_The task_
Search the data below for "programa"; list each line that holds it.

## Start

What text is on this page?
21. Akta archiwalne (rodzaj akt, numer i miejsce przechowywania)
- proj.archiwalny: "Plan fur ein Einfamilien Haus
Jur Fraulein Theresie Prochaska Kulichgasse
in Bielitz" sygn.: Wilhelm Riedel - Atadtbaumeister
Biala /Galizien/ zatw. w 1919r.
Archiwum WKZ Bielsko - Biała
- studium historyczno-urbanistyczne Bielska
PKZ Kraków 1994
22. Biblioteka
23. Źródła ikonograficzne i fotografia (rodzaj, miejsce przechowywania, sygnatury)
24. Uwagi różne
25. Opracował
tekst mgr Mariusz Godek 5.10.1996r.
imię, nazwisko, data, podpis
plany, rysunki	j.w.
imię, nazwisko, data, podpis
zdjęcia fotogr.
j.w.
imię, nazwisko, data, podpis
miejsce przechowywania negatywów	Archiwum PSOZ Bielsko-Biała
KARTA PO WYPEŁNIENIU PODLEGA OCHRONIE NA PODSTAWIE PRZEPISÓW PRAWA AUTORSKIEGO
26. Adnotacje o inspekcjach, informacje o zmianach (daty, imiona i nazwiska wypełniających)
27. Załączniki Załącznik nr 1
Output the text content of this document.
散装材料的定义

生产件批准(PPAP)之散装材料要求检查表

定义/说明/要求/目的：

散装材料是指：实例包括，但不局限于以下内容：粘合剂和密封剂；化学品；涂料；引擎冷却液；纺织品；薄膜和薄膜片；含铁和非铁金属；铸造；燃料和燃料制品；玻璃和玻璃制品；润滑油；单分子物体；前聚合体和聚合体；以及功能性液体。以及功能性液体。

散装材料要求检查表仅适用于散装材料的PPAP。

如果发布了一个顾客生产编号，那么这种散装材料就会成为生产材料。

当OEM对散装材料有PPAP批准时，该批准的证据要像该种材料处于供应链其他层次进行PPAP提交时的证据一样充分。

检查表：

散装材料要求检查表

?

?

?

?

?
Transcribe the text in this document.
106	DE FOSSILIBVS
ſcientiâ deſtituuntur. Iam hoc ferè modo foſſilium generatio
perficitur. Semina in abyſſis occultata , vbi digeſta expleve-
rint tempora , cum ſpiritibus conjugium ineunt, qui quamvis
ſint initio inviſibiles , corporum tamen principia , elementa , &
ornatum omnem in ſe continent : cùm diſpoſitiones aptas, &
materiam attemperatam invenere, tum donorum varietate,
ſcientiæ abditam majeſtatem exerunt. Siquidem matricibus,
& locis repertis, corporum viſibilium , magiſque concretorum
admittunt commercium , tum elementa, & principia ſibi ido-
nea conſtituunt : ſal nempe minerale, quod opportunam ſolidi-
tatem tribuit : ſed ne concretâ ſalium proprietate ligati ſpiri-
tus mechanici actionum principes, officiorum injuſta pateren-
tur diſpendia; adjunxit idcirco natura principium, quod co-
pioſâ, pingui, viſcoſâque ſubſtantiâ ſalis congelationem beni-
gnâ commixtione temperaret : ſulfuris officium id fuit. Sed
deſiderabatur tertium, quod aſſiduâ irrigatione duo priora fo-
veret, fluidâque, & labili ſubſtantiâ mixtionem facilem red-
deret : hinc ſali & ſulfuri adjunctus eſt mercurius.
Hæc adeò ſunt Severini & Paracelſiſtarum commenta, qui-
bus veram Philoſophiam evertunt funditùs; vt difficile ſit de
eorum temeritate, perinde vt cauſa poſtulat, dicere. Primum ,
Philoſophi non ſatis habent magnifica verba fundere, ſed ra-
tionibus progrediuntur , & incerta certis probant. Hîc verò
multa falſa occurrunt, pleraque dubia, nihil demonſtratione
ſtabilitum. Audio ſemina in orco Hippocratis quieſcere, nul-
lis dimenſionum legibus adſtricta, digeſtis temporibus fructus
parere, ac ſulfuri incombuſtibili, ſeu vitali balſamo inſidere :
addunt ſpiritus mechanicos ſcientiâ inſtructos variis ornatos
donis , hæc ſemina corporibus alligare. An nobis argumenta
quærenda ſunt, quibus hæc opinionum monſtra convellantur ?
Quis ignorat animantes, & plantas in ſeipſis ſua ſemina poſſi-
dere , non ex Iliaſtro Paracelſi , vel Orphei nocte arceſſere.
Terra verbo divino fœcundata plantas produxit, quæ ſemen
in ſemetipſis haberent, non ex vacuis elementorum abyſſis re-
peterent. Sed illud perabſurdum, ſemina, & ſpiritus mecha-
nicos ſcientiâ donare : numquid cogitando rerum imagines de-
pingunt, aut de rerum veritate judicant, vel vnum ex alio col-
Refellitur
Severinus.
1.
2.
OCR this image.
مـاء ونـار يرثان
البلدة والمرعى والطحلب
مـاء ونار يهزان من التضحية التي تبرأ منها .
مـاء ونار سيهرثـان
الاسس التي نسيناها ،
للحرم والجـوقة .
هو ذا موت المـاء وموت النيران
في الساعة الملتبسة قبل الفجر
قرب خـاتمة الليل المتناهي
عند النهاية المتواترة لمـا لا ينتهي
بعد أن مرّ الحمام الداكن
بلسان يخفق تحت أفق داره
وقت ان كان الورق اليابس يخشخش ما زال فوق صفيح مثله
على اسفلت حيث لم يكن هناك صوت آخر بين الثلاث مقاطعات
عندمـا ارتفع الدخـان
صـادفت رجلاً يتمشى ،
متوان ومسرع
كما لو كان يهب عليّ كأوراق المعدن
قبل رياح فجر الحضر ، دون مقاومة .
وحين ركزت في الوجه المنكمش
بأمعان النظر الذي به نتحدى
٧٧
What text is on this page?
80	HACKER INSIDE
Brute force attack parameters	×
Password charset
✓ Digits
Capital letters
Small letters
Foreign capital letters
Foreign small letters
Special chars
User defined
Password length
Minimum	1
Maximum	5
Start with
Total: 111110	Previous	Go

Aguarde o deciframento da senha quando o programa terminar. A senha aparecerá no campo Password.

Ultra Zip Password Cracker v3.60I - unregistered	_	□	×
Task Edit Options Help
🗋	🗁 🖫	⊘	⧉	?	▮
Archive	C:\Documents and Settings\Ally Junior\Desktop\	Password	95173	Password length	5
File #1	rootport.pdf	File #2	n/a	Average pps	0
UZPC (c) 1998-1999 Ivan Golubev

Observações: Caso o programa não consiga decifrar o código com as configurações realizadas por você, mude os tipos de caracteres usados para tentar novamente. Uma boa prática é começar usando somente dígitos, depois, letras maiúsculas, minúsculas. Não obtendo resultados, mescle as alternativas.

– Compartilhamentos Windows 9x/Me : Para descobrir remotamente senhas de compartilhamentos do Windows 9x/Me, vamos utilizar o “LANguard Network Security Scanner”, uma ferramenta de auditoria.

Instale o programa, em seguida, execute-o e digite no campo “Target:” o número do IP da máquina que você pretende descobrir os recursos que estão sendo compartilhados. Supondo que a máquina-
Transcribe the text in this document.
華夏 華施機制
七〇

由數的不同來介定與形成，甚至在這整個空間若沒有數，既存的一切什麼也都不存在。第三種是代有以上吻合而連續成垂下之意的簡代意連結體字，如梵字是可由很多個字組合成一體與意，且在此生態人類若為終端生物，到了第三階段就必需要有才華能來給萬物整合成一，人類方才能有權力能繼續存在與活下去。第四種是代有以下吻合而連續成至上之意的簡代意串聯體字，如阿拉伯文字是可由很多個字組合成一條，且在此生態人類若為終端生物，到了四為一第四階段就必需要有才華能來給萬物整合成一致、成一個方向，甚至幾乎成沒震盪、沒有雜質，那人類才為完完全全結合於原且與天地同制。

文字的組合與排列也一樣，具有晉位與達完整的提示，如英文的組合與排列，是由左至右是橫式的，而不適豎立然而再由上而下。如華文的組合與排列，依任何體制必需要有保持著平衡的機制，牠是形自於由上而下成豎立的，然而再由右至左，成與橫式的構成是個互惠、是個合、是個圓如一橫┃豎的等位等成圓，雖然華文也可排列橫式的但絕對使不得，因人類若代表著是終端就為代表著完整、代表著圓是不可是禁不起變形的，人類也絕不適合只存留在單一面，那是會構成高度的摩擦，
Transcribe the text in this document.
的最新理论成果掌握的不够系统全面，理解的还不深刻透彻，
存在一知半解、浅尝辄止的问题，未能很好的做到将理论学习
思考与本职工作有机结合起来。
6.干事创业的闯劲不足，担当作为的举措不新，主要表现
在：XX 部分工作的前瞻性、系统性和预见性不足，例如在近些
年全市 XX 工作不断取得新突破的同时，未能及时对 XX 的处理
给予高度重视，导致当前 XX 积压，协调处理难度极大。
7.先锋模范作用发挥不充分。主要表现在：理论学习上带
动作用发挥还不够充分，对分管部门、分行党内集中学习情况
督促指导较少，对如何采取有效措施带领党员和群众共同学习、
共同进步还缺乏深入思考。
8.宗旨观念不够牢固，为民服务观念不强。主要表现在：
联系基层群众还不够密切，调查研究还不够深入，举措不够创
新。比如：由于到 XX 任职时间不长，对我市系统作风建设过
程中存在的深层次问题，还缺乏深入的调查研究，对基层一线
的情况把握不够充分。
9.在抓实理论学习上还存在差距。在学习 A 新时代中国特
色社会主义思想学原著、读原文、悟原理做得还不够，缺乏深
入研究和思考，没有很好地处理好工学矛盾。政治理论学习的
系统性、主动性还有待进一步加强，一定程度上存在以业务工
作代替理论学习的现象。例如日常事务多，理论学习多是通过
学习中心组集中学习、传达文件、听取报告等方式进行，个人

## End

_Response to the task_
Aguarde o deciframento da senha quando o programa terminar. A senha aparecerá no campo Password.
Observações: Caso o programa não consiga decifrar o código com as configurações realizadas por você, mude os tipos de caracteres usados para tentar novamente. Uma boa prática é começar usando somente dígitos, depois, letras maiúsculas, minúsculas. Não obtendo resultados, mescle as alternativas.
Instale o programa, em seguida, execute-o e digite no campo “Target:” o número do IP da máquina que você pretende descobrir os recursos que estão sendo compartilhados. Supondo que a máquina-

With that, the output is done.